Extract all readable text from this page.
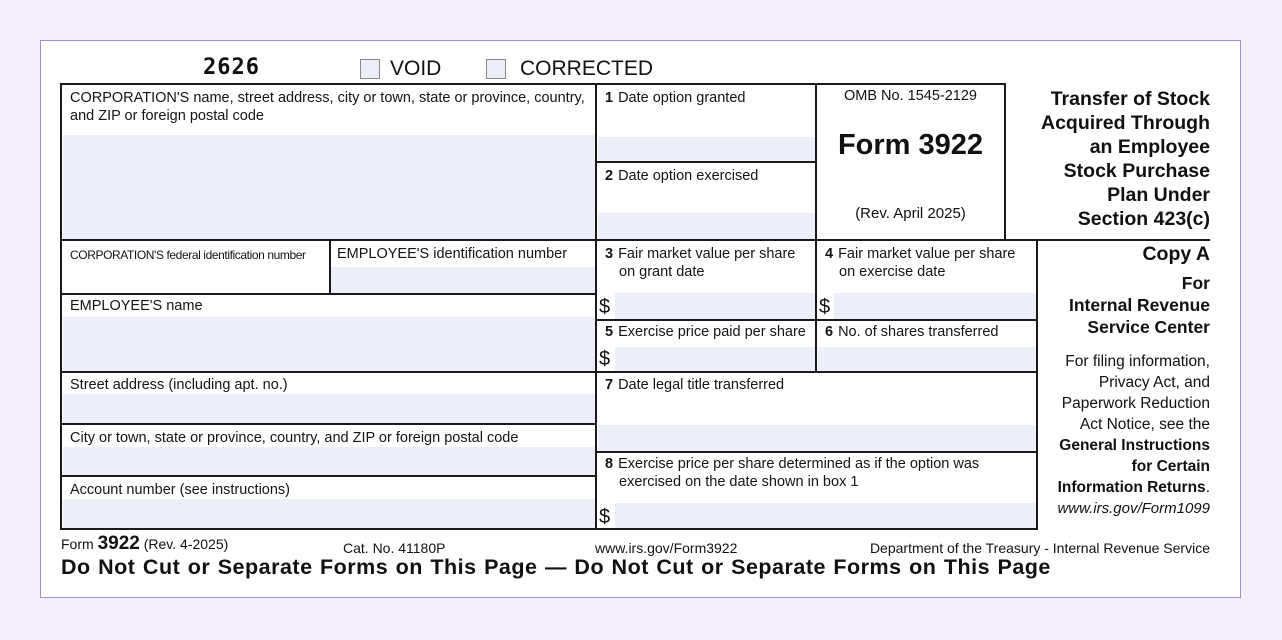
2626	VOID	CORRECTED
CORPORATION'S name, street address, city or town, state or province, country, and ZIP or foreign postal code
1 Date option granted
2 Date option exercised
CORPORATION'S federal identification number EMPLOYEE'S identification number	3 Fair market value per share
on grant date
4 Fair market value per share
on exercise date
$	$
EMPLOYEE'S name
5 Exercise price paid per share 6 No. of shares transferred
$
Street address (including apt. no.)	7 Date legal title transferred
City or town, state or province, country, and ZIP or foreign postal code
8 Exercise price per share determined as if the option was
exercised on the date shown in box 1
Account number (see instructions)
$
OMB No. 1545-2129
Form 3922
(Rev. April 2025)
Transfer of Stock
Acquired Through
an Employee
Stock Purchase
Plan Under
Section 423(c)
Copy A
For
Internal Revenue
Service Center
For filing information,
Privacy Act, and
Paperwork Reduction
Act Notice, see the
General Instructions
for Certain
Information Returns.
www.irs.gov/Form1099
Form 3922 (Rev. 4-2025)	Cat. No. 41180P	www.irs.gov/Form3922	Department of the Treasury - Internal Revenue Service
Do Not Cut or Separate Forms on This Page — Do Not Cut or Separate Forms on This Page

════════════════════

Aim
Leave out the pictures and print each record exactly as it stands.

The solution
Extract all readable text from this page.
2626	VOID	CORRECTED
CORPORATION'S name, street address, city or town, state or province, country, and ZIP or foreign postal code
1 Date option granted
2 Date option exercised
CORPORATION'S federal identification number EMPLOYEE'S identification number	3 Fair market value per share
on grant date
4 Fair market value per share
on exercise date
$	$
EMPLOYEE'S name
5 Exercise price paid per share 6 No. of shares transferred
$
Street address (including apt. no.)	7 Date legal title transferred
City or town, state or province, country, and ZIP or foreign postal code
8 Exercise price per share determined as if the option was
exercised on the date shown in box 1
Account number (see instructions)
$
OMB No. 1545-2129
Form 3922
(Rev. April 2025)
Transfer of Stock
Acquired Through
an Employee
Stock Purchase
Plan Under
Section 423(c)
Copy A
For
Internal Revenue
Service Center
For filing information,
Privacy Act, and
Paperwork Reduction
Act Notice, see the
General Instructions
for Certain
Information Returns.
www.irs.gov/Form1099
Form 3922 (Rev. 4-2025)	Cat. No. 41180P	www.irs.gov/Form3922	Department of the Treasury - Internal Revenue Service
Do Not Cut or Separate Forms on This Page — Do Not Cut or Separate Forms on This Page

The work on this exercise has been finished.